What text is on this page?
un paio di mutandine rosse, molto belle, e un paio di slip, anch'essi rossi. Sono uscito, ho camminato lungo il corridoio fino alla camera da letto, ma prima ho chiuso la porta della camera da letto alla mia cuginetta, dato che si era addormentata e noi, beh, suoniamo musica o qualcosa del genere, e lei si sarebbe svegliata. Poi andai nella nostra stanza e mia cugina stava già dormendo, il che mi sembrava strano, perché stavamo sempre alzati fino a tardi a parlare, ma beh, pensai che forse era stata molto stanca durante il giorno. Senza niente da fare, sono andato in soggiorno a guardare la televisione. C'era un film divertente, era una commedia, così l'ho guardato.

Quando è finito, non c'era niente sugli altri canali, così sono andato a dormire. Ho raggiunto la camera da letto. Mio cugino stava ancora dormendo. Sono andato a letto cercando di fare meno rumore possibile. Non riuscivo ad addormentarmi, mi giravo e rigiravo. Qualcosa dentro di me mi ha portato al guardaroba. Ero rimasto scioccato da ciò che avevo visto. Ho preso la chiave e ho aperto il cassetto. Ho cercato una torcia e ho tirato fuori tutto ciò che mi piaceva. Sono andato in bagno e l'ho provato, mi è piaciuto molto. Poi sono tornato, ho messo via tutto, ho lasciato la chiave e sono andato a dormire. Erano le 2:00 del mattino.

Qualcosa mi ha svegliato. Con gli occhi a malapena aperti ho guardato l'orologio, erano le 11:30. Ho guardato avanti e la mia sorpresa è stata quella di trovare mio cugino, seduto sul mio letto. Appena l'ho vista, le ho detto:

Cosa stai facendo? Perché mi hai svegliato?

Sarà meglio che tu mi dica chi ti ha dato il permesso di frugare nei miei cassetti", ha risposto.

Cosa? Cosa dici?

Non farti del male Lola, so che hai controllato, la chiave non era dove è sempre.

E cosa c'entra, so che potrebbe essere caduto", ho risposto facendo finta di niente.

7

-----

Extract the full listing and reproduce each line exactly.

### Exercise answer
What text is on this page?
un paio di mutandine rosse, molto belle, e un paio di slip, anch'essi rossi. Sono uscito, ho camminato lungo il corridoio fino alla camera da letto, ma prima ho chiuso la porta della camera da letto alla mia cuginetta, dato che si era addormentata e noi, beh, suoniamo musica o qualcosa del genere, e lei si sarebbe svegliata. Poi andai nella nostra stanza e mia cugina stava già dormendo, il che mi sembrava strano, perché stavamo sempre alzati fino a tardi a parlare, ma beh, pensai che forse era stata molto stanca durante il giorno. Senza niente da fare, sono andato in soggiorno a guardare la televisione. C'era un film divertente, era una commedia, così l'ho guardato.

Quando è finito, non c'era niente sugli altri canali, così sono andato a dormire. Ho raggiunto la camera da letto. Mio cugino stava ancora dormendo. Sono andato a letto cercando di fare meno rumore possibile. Non riuscivo ad addormentarmi, mi giravo e rigiravo. Qualcosa dentro di me mi ha portato al guardaroba. Ero rimasto scioccato da ciò che avevo visto. Ho preso la chiave e ho aperto il cassetto. Ho cercato una torcia e ho tirato fuori tutto ciò che mi piaceva. Sono andato in bagno e l'ho provato, mi è piaciuto molto. Poi sono tornato, ho messo via tutto, ho lasciato la chiave e sono andato a dormire. Erano le 2:00 del mattino.

Qualcosa mi ha svegliato. Con gli occhi a malapena aperti ho guardato l'orologio, erano le 11:30. Ho guardato avanti e la mia sorpresa è stata quella di trovare mio cugino, seduto sul mio letto. Appena l'ho vista, le ho detto:

Cosa stai facendo? Perché mi hai svegliato?

Sarà meglio che tu mi dica chi ti ha dato il permesso di frugare nei miei cassetti", ha risposto.

Cosa? Cosa dici?

Non farti del male Lola, so che hai controllato, la chiave non era dove è sempre.

E cosa c'entra, so che potrebbe essere caduto", ho risposto facendo finta di niente.

7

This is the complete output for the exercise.